%%
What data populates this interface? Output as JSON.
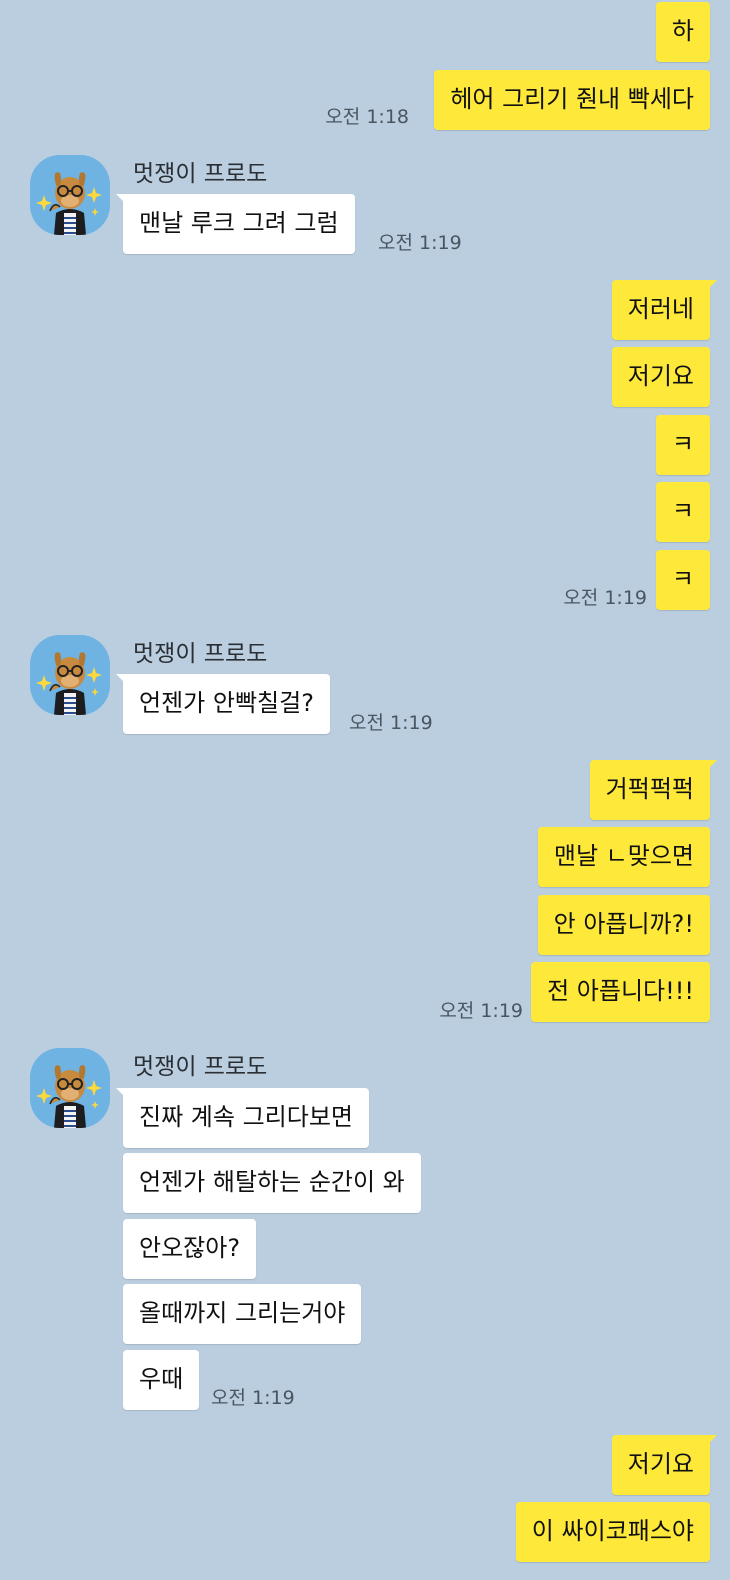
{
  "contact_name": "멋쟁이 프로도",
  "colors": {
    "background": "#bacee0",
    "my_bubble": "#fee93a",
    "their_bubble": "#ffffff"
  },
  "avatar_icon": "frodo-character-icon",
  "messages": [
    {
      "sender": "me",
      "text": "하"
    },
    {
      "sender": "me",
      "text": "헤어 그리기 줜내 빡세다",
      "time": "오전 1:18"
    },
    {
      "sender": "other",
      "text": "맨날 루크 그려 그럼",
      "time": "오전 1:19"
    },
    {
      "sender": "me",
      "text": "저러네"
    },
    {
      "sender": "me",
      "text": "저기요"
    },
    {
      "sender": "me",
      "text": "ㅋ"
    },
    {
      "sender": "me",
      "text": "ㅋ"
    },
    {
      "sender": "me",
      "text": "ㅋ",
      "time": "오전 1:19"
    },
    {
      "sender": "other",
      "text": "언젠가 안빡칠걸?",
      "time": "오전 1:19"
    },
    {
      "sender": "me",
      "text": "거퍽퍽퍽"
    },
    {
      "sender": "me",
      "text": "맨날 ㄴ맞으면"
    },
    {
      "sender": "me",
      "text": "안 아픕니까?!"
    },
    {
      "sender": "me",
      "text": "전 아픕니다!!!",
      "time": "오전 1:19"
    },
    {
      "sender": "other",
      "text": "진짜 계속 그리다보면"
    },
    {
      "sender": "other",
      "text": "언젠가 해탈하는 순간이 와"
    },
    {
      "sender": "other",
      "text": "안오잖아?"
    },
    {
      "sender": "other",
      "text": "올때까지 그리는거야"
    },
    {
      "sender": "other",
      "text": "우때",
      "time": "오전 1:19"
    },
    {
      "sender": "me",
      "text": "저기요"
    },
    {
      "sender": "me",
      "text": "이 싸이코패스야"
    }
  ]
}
%%
%%
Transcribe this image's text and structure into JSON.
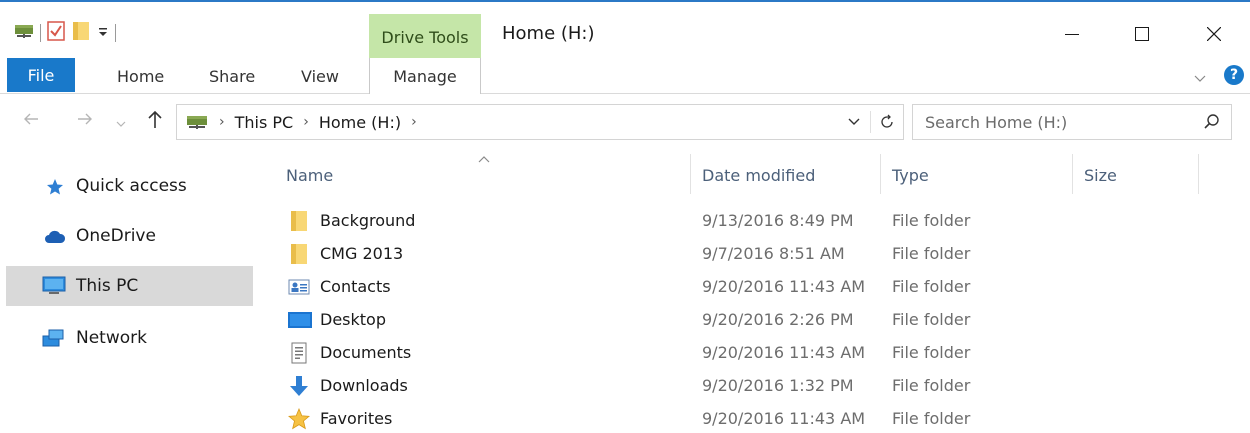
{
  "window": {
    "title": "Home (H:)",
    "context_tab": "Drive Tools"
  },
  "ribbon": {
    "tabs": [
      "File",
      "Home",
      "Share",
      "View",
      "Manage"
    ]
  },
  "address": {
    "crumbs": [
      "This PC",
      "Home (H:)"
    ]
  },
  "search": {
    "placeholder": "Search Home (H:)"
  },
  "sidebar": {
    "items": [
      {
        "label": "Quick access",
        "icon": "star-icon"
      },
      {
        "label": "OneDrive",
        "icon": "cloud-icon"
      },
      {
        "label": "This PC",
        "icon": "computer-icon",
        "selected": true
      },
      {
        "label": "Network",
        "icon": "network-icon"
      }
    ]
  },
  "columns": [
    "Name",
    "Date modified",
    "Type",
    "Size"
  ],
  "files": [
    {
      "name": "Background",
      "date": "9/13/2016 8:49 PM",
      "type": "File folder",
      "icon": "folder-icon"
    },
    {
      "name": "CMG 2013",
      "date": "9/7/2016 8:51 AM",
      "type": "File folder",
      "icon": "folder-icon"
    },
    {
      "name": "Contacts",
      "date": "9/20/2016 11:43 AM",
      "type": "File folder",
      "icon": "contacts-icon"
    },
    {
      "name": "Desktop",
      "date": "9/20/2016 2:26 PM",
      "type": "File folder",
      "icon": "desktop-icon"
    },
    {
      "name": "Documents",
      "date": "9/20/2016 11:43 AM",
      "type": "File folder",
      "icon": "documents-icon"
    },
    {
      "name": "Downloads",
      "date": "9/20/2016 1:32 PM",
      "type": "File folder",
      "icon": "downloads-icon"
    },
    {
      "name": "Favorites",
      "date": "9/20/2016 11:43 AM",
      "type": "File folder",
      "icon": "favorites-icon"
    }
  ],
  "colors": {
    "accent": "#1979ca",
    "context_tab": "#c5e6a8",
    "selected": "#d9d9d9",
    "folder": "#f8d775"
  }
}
%%
%%
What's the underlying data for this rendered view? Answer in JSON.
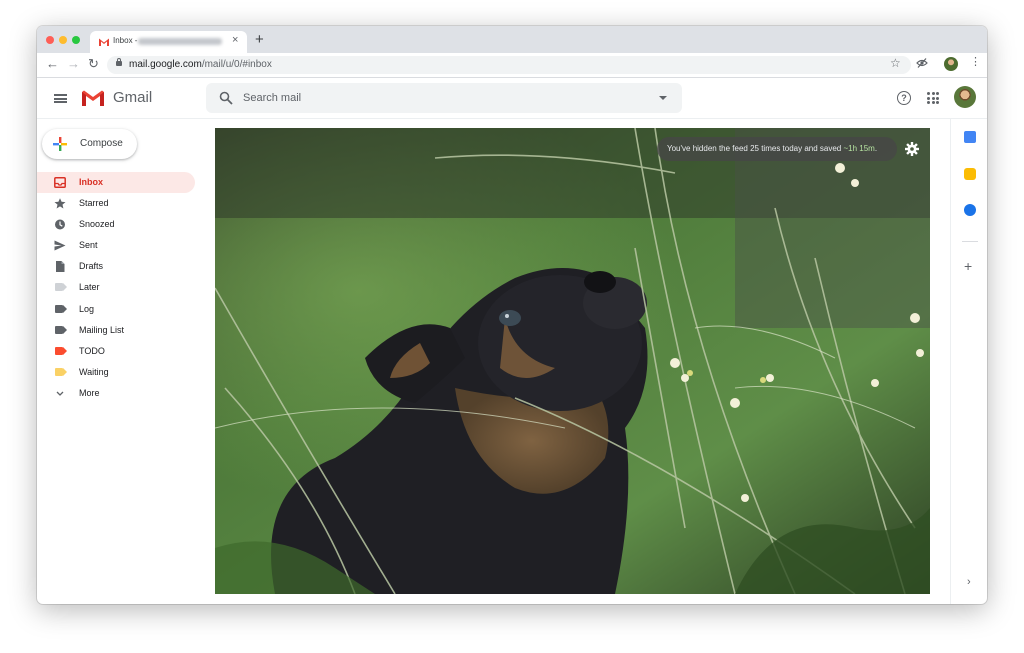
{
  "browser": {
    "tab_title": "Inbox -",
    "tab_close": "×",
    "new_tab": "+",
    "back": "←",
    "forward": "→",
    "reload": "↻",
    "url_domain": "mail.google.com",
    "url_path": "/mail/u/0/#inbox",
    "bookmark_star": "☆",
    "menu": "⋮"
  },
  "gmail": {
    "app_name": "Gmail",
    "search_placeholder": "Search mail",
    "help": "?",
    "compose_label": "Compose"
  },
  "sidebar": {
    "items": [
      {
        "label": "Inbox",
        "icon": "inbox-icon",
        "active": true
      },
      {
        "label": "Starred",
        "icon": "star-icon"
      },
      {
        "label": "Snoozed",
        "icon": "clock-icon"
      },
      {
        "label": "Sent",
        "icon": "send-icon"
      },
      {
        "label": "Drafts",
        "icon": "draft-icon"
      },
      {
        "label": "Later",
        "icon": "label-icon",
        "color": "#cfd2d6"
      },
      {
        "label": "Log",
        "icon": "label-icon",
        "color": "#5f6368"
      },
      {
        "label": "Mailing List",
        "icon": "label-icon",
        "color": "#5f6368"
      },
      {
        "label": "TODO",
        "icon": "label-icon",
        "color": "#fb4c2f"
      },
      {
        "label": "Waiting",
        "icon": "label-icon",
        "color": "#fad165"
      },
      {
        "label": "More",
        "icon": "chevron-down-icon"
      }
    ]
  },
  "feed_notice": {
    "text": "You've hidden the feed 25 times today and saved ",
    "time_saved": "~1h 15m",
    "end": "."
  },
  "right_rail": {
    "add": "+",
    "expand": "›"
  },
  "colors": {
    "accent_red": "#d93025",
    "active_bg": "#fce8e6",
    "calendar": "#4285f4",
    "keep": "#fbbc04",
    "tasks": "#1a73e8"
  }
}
%%
§ **Task**
In the records above, find each line that holds the word "JSON"; copy all such lines.

§ **The completed task**
What data populates this interface? Output as JSON.
Transcribe this image's text and structure into JSON.
What's the underlying data for this rendered view? Answer in JSON.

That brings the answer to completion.